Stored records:

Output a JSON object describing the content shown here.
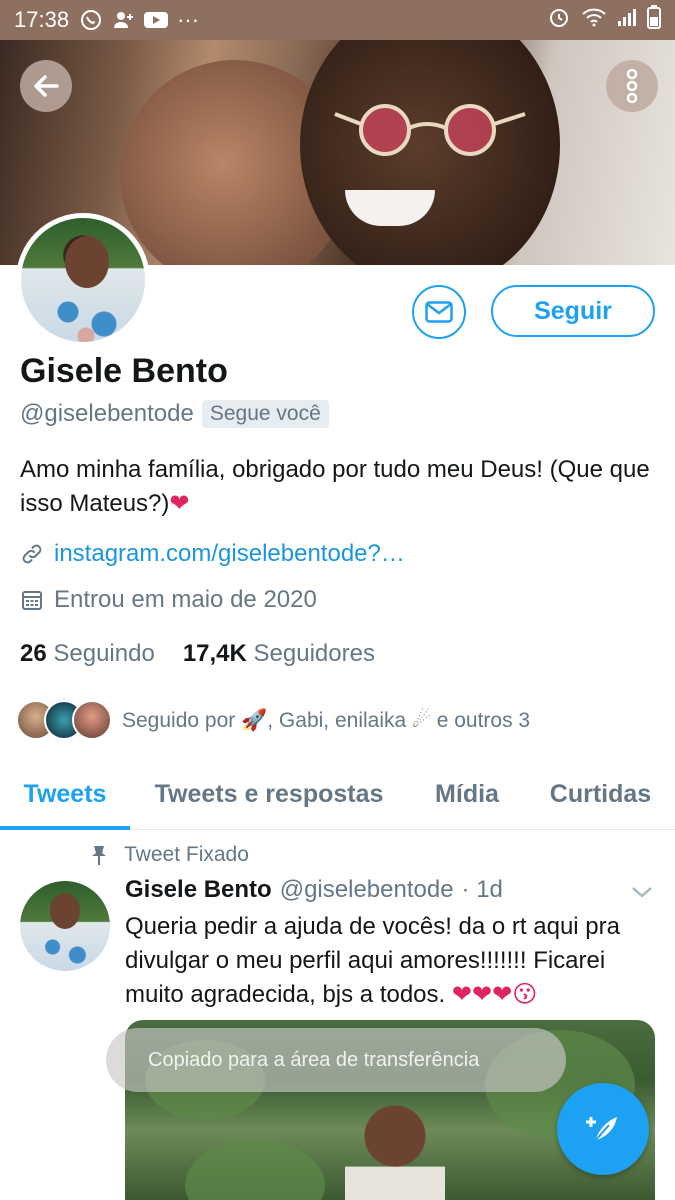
{
  "status_bar": {
    "time": "17:38",
    "overflow": "···",
    "icons": [
      "whatsapp-icon",
      "person-add-icon",
      "youtube-icon",
      "alarm-icon",
      "wifi-icon",
      "signal-icon",
      "battery-icon"
    ]
  },
  "profile": {
    "name": "Gisele Bento",
    "handle": "@giselebentode",
    "follows_you": "Segue você",
    "bio": "Amo minha família, obrigado por tudo meu Deus! (Que que isso Mateus?)",
    "bio_emoji": "❤",
    "link": "instagram.com/giselebentode?…",
    "joined": "Entrou em maio de 2020",
    "following_count": "26",
    "following_label": "Seguindo",
    "followers_count": "17,4K",
    "followers_label": "Seguidores",
    "followed_by_prefix": "Seguido por",
    "followed_by_emoji1": "🚀",
    "followed_by_names": ", Gabi, enilaika",
    "followed_by_emoji2": "☄",
    "followed_by_suffix": "e outros 3",
    "follow_button": "Seguir"
  },
  "tabs": [
    {
      "label": "Tweets",
      "active": true
    },
    {
      "label": "Tweets e respostas",
      "active": false
    },
    {
      "label": "Mídia",
      "active": false
    },
    {
      "label": "Curtidas",
      "active": false
    }
  ],
  "tweet": {
    "pinned_label": "Tweet Fixado",
    "name": "Gisele Bento",
    "handle": "@giselebentode",
    "time": "· 1d",
    "text": "Queria pedir a ajuda de vocês! da o rt aqui pra divulgar o meu perfil aqui amores!!!!!!! Ficarei muito  agradecida, bjs a todos.",
    "emojis": "❤❤❤😗"
  },
  "toast": "Copiado para a área de transferência",
  "colors": {
    "accent": "#1da1f2",
    "link": "#1b95e0",
    "secondary_text": "#657786",
    "status_bar": "#8d7060",
    "heart": "#e0245e"
  }
}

§ **Problem to work on**: Copy all of the entries verbatim, leaving out any pictures they contain.

§ **Solution to this exercise**:
Output a JSON object describing the content shown here.
{
  "status_bar": {
    "time": "17:38",
    "overflow": "···",
    "icons": [
      "whatsapp-icon",
      "person-add-icon",
      "youtube-icon",
      "alarm-icon",
      "wifi-icon",
      "signal-icon",
      "battery-icon"
    ]
  },
  "profile": {
    "name": "Gisele Bento",
    "handle": "@giselebentode",
    "follows_you": "Segue você",
    "bio": "Amo minha família, obrigado por tudo meu Deus! (Que que isso Mateus?)",
    "bio_emoji": "❤",
    "link": "instagram.com/giselebentode?…",
    "joined": "Entrou em maio de 2020",
    "following_count": "26",
    "following_label": "Seguindo",
    "followers_count": "17,4K",
    "followers_label": "Seguidores",
    "followed_by_prefix": "Seguido por",
    "followed_by_emoji1": "🚀",
    "followed_by_names": ", Gabi, enilaika",
    "followed_by_emoji2": "☄",
    "followed_by_suffix": "e outros 3",
    "follow_button": "Seguir"
  },
  "tabs": [
    {
      "label": "Tweets",
      "active": true
    },
    {
      "label": "Tweets e respostas",
      "active": false
    },
    {
      "label": "Mídia",
      "active": false
    },
    {
      "label": "Curtidas",
      "active": false
    }
  ],
  "tweet": {
    "pinned_label": "Tweet Fixado",
    "name": "Gisele Bento",
    "handle": "@giselebentode",
    "time": "· 1d",
    "text": "Queria pedir a ajuda de vocês! da o rt aqui pra divulgar o meu perfil aqui amores!!!!!!! Ficarei muito  agradecida, bjs a todos.",
    "emojis": "❤❤❤😗"
  },
  "toast": "Copiado para a área de transferência",
  "colors": {
    "accent": "#1da1f2",
    "link": "#1b95e0",
    "secondary_text": "#657786",
    "status_bar": "#8d7060",
    "heart": "#e0245e"
  }
}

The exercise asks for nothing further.